Document extract →
• • • • •
4. IT gets a ‘seat at the table’
For years, IT groups have longed for a ‘seat at the table’, recognising that in an IT-as-cost-centre world they were always going to be excluded from important business decisions. Typical advice to CIOs ran along the lines of “learn to speak the language of business”. The good news is, with cloud computing, IT is implementing customer-facing, revenue-generating applications. The bad news is that, in that position it’s not nearly enough to use the right words at the ‘table’- actions speak louder than words. IT is going to have to develop deep partnerships with business units and mutually plan business offerings that offer customers rich data and desirable functionality as a complement to the base service or product that is purchased. In a world of commodity IT resource availability, what IT can bring to the table is deep contextual knowledge and intimate working relationships. Using those as the foundation for mutual initiatives will be a pre-requisite for the future role of IT.
5. Managing explosive growth
One thing humans are very bad at is foreseeing the implications of innovation. Many IT organisations assume that cloud computing will just speed up resource availability at a lower cost, but will leave demand patterns unchanged. The history of innovation indicates otherwise. Every other innovation that made a product or service easier to access and cheaper to buy has resulted in explosive growth.Therefore, the biggest challenge of all that IT organisations will face regarding cloud computing is how to respond to enormous success. All things considered, this is the right kind of problem to have, but one should not trivialise the fact that it is a problem nonetheless.
• • • • •
Records taken from a dataset
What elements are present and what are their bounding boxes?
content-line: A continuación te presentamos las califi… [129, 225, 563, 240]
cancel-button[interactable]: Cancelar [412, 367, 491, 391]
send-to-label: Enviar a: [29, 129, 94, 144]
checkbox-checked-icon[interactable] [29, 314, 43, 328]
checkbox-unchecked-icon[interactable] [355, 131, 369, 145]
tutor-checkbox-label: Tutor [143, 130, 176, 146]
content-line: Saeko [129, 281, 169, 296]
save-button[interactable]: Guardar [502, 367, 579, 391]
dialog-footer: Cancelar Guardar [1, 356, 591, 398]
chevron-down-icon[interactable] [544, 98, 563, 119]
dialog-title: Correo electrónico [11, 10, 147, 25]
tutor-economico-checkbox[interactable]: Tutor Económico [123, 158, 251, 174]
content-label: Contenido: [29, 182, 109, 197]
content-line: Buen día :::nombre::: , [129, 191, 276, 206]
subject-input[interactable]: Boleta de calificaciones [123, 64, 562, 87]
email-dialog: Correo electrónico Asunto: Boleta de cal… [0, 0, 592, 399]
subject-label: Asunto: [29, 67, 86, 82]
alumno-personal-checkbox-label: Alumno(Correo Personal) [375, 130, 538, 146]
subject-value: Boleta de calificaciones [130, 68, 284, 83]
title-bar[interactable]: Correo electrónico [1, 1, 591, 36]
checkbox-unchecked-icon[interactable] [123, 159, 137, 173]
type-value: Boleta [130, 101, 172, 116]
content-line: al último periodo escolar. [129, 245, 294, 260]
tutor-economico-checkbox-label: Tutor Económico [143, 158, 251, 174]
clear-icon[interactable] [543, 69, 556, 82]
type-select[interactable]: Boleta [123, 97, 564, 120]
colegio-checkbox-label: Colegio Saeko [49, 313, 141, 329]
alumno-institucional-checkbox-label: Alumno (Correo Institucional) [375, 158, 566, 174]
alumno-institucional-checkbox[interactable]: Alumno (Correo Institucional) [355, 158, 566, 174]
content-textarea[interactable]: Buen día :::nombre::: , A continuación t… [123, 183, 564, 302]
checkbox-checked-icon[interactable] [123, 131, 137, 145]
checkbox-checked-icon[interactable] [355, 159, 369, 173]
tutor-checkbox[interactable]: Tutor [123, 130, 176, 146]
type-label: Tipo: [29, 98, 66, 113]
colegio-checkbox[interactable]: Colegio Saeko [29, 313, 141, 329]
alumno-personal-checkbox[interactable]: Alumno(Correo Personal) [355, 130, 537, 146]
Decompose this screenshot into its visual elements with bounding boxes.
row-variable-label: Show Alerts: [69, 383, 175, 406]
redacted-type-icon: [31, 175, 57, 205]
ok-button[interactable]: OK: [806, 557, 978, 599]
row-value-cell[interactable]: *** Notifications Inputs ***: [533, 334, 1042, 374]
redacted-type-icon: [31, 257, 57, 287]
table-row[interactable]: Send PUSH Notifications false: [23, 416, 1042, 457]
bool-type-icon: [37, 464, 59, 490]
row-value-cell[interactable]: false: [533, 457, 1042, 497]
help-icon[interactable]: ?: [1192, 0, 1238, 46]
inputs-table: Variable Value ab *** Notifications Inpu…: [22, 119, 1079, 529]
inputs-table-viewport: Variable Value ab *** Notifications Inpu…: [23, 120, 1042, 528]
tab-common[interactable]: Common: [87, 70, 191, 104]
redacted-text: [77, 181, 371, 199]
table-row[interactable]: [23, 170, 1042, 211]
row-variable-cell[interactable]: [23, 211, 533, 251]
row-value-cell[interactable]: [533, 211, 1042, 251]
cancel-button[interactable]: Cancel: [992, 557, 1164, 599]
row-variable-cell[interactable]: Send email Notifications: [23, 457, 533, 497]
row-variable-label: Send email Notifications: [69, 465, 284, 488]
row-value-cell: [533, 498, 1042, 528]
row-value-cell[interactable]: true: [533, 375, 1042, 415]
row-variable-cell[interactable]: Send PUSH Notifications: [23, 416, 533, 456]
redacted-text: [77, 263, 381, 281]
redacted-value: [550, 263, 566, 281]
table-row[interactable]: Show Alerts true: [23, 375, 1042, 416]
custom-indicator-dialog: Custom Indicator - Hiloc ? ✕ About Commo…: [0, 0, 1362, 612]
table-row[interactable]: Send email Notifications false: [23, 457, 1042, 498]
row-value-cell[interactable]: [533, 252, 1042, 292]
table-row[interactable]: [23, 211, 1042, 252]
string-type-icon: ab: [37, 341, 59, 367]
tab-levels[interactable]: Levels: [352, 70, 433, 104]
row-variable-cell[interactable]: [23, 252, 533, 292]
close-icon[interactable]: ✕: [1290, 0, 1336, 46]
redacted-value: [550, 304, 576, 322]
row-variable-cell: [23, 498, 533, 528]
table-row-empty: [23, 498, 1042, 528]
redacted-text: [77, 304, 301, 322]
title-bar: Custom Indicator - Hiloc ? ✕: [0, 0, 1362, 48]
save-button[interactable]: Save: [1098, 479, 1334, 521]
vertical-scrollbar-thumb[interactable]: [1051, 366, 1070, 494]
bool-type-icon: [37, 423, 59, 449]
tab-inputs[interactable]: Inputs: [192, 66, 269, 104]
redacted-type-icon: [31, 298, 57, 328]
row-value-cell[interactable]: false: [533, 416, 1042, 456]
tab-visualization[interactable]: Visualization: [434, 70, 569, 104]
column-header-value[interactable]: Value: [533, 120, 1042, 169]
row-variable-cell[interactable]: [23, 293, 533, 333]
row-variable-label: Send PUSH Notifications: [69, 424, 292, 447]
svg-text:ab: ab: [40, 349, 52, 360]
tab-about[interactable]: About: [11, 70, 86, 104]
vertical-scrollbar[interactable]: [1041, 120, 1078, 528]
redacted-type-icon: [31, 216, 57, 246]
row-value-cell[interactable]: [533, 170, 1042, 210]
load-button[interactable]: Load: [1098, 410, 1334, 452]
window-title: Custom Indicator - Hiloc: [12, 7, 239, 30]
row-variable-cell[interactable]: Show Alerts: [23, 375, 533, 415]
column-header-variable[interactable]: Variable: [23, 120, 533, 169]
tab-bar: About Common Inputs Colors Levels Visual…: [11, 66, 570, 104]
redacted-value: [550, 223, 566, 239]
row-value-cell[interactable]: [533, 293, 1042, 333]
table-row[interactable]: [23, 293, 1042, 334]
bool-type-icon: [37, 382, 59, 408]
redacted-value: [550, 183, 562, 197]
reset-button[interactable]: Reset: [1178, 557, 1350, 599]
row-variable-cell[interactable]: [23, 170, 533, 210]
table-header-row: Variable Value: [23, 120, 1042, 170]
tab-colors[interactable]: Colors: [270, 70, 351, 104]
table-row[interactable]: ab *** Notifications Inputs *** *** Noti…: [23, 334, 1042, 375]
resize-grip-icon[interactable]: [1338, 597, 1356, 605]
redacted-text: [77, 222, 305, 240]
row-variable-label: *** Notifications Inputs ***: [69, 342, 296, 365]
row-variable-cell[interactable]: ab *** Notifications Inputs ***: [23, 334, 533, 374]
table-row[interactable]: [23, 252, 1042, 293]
• • • • •
Work order 1 →
Answer these questions from the cloud computing text.
(a) What typical advice did CIOs get?
(b) What do many IT organizations assume cloud computing will do?
(c) What does the text name as the biggest challenge IT organizations will face with cloud computing?
Work order 2 →
Decide whether each statement agrees with the cloud computing text. Answer yes or no, and quote the words that decide it.
(a) The text holds that cloud computing will leave demand patterns unchanged.
(b) With cloud computing, IT is putting in place applications that face customers and bring in revenue.
(c) According to the text, using the right words at the table is enough for IT.
Work order 3 →
Extend the cloud computing text, starting after its last sentence.

Exercise answer 1 →
(a) To "learn to speak the language of business."
(b) Speed up resource availability at a lower cost while leaving demand patterns unchanged.
(c) How to respond to enormous success.

Exercise answer 2 →
(a) No: "The history of innovation indicates otherwise."
(b) Yes: "with cloud computing, IT is implementing customer-facing, revenue-generating applications"
(c) No: "it’s not nearly enough to use the right words at the ‘table’"

Exercise answer 3 →
Managing exponential growth when assumptions and processes are scoped at linear rates along the lines of ten per cent per annum can be daunting, indeed. Unlike many in the industry, I predict overall IT employment will skyrocket as cloud computing becomes more widely adopted. Far from cloud computing representing the end of IT organisations, we will someday see cloud computing as the beginning of the true growth phase for IT.I always encourage senior IT management that I interact with to evaluate what they would have to do if demand doubled year-over-year for five or ten years. What kinds of systems and personnel would need to be available? What kinds of vendor relationships and service partnerships could help in that environment?
Adopting cloud computing represents, to my mind, the maturing of IT. IT isevolving from an inefficient, error-prone, manual operation to an automated, cost-effective information factory environment. Every transition is difficult – witness the travails of adolescents becoming adults – and cloud computing will be no different. The long-term benefits of cloud computing will be well worth the struggle, as IT finally fulfils its promise and companies finally find IT a sturdy partner rather than a burdensome fellow traveller.